> [STUDY QUESTIONS]:
1 - According to the extract, about how many GET requests did the Mimir configuration make to the R2 bucket in 3 days?
2 - Using the extract, explain why the team accepted a significant increase in CPU time.
3 - In the extract, replace "R2" with "S3" in the part that opens with the words containing "While this comes" and closes with "exact. In 3 days.".

> [EXTRACT]:
While this comes with a significant increase in CPU time as Go tries to find and evict anything from memory the instant it stops being used, it results in a whopping 70% reduction in memory usage. Most of our workloads are usually memory-heavy and not CPU-heavy, so we had to make the most of it.

The cost overrun begins

As a couple days go by with our optimized cluster. It's was around 3 days after I set up the LGTM stack, we were currently in the process of migrating our artifact manager to Kubernetes to experiment with hosting RPM and OSTree repositories over Cloudflare's R2 storage when we decided to take a look at some buckets. To our collective shock, our aggressive Mimir configuration was actively making frequent calls to the R2 bucket. Around 24 million GET requests to be exact. In 3 days.

This lead to a mass panic.

What happened?

Our old Mimir configuration, contained these lines:

blocks_storage:
	backend: s3
    ...

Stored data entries
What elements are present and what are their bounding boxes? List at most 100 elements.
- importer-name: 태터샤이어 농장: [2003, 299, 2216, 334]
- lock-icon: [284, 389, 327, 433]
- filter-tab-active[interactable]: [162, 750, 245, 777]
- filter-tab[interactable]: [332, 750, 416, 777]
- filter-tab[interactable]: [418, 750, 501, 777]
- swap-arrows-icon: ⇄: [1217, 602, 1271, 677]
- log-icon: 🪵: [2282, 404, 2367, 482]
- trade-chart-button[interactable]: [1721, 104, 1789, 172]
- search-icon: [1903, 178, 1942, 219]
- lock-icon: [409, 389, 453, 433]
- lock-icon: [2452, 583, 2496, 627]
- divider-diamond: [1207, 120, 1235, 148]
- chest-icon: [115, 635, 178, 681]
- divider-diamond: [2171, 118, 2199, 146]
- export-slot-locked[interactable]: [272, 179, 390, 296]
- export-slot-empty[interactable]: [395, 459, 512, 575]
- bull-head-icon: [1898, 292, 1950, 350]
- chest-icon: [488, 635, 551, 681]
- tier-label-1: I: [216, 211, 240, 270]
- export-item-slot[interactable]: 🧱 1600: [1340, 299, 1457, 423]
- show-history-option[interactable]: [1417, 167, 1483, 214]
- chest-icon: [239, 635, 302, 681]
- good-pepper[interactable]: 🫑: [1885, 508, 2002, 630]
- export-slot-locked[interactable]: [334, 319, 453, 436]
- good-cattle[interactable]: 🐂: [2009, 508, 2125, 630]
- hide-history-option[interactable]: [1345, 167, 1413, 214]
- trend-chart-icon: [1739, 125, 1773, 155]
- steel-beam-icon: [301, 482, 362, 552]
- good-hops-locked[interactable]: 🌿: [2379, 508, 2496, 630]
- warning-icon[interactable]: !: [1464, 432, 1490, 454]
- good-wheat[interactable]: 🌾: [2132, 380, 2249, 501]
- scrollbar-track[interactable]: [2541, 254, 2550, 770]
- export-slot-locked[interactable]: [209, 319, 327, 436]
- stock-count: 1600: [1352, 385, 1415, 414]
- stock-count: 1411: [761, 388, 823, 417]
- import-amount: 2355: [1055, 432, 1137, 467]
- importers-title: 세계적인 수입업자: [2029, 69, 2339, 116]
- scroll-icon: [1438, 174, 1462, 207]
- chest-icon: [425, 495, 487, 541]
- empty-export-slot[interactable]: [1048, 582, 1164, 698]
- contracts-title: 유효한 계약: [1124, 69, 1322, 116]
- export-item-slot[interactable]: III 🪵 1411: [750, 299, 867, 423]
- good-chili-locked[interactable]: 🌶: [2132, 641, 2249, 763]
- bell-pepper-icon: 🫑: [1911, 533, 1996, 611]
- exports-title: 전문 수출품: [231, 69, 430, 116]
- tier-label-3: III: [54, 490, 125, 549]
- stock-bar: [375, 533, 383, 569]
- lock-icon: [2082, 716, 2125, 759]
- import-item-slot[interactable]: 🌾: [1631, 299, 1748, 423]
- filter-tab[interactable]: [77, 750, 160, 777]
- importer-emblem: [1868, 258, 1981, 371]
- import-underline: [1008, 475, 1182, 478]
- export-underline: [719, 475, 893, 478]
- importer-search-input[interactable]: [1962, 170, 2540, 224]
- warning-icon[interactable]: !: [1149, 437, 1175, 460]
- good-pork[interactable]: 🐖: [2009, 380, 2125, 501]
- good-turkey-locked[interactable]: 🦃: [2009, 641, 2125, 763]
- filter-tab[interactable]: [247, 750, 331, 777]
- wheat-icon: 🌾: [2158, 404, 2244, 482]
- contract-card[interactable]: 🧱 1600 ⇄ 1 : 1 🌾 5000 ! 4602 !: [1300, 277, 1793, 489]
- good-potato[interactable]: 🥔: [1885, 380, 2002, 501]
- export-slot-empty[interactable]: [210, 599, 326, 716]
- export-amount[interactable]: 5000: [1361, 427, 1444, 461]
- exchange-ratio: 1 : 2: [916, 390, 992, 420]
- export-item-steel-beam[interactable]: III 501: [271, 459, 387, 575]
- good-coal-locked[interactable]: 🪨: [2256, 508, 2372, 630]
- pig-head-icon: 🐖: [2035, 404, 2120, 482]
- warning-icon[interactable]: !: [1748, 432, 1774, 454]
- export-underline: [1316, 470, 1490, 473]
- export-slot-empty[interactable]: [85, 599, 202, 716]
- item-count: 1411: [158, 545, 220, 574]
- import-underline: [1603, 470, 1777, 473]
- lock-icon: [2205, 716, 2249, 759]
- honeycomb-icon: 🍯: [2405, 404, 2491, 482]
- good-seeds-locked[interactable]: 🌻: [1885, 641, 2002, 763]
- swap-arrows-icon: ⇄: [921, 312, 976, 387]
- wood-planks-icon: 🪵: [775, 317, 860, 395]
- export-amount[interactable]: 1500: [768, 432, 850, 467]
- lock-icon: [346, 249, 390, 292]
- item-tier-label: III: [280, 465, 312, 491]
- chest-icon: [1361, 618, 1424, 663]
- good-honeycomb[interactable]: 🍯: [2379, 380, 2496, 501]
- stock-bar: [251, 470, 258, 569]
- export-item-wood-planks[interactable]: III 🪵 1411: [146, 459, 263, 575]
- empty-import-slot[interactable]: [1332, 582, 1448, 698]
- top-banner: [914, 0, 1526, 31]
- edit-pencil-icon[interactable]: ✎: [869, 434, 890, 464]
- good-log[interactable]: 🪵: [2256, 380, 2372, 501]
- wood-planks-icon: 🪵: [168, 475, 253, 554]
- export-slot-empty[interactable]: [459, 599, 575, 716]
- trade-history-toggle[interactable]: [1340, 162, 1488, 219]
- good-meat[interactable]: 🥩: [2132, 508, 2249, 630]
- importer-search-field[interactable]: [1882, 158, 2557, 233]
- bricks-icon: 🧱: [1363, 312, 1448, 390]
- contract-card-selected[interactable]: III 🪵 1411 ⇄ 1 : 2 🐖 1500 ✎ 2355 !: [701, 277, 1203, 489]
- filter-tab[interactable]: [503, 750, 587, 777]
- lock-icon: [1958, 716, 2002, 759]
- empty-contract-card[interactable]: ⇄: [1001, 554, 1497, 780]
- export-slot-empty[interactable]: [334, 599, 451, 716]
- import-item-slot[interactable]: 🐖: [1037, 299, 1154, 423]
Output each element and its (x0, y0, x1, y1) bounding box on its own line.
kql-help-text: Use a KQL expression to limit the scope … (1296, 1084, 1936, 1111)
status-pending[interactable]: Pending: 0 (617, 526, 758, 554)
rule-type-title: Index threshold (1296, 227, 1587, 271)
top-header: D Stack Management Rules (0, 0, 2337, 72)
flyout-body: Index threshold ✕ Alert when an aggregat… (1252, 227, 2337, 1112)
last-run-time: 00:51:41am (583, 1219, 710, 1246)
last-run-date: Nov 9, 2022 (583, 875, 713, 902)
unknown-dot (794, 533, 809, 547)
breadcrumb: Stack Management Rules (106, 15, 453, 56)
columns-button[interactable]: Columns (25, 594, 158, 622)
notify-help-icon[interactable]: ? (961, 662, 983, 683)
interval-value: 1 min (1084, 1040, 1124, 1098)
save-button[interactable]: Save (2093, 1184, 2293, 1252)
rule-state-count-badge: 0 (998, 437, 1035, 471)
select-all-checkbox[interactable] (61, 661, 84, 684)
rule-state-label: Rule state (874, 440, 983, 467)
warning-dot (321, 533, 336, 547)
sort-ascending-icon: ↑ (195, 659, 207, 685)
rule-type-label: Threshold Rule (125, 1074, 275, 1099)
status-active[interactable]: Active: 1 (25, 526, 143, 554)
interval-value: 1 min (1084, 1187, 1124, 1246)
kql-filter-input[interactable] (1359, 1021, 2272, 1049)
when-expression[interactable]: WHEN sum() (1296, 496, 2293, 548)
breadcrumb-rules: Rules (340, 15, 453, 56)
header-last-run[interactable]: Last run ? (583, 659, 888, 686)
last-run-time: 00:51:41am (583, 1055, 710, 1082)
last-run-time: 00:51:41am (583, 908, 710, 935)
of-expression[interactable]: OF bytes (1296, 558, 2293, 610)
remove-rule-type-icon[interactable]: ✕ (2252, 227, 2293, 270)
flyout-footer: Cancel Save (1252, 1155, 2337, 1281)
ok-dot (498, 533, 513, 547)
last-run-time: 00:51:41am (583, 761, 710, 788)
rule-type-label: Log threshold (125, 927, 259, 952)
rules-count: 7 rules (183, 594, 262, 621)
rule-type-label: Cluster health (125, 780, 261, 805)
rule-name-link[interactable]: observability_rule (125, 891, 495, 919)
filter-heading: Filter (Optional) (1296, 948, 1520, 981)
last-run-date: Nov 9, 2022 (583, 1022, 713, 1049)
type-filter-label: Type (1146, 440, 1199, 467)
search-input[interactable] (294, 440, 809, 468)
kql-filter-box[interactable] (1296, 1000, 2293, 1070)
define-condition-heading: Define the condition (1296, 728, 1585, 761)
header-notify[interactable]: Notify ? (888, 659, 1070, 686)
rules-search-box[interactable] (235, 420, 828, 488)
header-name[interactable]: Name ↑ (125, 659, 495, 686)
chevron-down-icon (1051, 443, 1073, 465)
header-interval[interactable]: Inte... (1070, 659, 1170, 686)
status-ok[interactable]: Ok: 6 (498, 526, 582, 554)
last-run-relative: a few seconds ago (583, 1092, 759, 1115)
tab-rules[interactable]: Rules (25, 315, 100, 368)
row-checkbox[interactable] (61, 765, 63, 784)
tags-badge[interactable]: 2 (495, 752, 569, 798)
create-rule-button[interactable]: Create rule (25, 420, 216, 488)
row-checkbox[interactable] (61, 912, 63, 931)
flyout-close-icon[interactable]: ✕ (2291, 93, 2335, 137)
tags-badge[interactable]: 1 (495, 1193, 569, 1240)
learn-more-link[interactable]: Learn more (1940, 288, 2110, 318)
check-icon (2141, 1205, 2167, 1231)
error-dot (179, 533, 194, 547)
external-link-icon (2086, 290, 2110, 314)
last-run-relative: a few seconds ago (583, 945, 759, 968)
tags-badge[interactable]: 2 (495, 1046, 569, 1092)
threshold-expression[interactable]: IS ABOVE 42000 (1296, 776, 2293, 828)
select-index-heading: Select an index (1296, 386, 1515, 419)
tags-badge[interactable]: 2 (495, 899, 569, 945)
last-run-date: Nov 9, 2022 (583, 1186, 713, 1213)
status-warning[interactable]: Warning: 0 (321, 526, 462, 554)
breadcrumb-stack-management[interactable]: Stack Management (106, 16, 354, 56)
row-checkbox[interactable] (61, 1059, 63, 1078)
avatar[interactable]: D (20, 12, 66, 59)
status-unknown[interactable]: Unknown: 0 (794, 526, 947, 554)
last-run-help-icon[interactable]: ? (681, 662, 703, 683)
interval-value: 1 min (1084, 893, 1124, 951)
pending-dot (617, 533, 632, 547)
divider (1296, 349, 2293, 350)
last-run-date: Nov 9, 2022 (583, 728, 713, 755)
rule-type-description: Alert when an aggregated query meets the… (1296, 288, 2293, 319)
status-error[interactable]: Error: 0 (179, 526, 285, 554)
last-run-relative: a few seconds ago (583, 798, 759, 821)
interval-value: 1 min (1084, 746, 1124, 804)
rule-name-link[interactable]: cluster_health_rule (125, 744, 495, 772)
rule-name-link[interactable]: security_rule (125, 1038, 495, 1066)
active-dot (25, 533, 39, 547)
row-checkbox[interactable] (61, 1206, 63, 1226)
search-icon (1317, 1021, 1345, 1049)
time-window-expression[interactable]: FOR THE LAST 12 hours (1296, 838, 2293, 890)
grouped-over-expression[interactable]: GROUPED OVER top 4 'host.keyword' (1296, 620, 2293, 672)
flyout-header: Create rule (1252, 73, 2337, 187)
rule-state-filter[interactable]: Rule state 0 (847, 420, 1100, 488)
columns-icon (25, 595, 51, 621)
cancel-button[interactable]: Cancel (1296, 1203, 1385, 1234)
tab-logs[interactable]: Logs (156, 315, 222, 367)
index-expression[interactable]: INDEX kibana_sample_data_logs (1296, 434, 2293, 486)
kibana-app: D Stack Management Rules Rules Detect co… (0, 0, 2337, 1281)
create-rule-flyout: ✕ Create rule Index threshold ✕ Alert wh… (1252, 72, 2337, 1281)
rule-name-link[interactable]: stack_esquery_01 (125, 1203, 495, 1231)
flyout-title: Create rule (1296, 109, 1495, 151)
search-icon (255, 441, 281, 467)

> [TASK RESULTS]:
1 - Around 24 million GET requests.

2 - The change cut memory usage by about 70%. Most of their workloads are memory-heavy rather than CPU-heavy, so they needed to make the most of that saving.

3 -
While this comes with a significant increase in CPU time as Go tries to find and evict anything from memory the instant it stops being used, it results in a whopping 70% reduction in memory usage. Most of our workloads are usually memory-heavy and not CPU-heavy, so we had to make the most of it.

The cost overrun begins

As a couple days go by with our optimized cluster. It's was around 3 days after I set up the LGTM stack, we were currently in the process of migrating our artifact manager to Kubernetes to experiment with hosting RPM and OSTree repositories over Cloudflare's S3 storage when we decided to take a look at some buckets. To our collective shock, our aggressive Mimir configuration was actively making frequent calls to the S3 bucket. Around 24 million GET requests to be exact. In 3 days.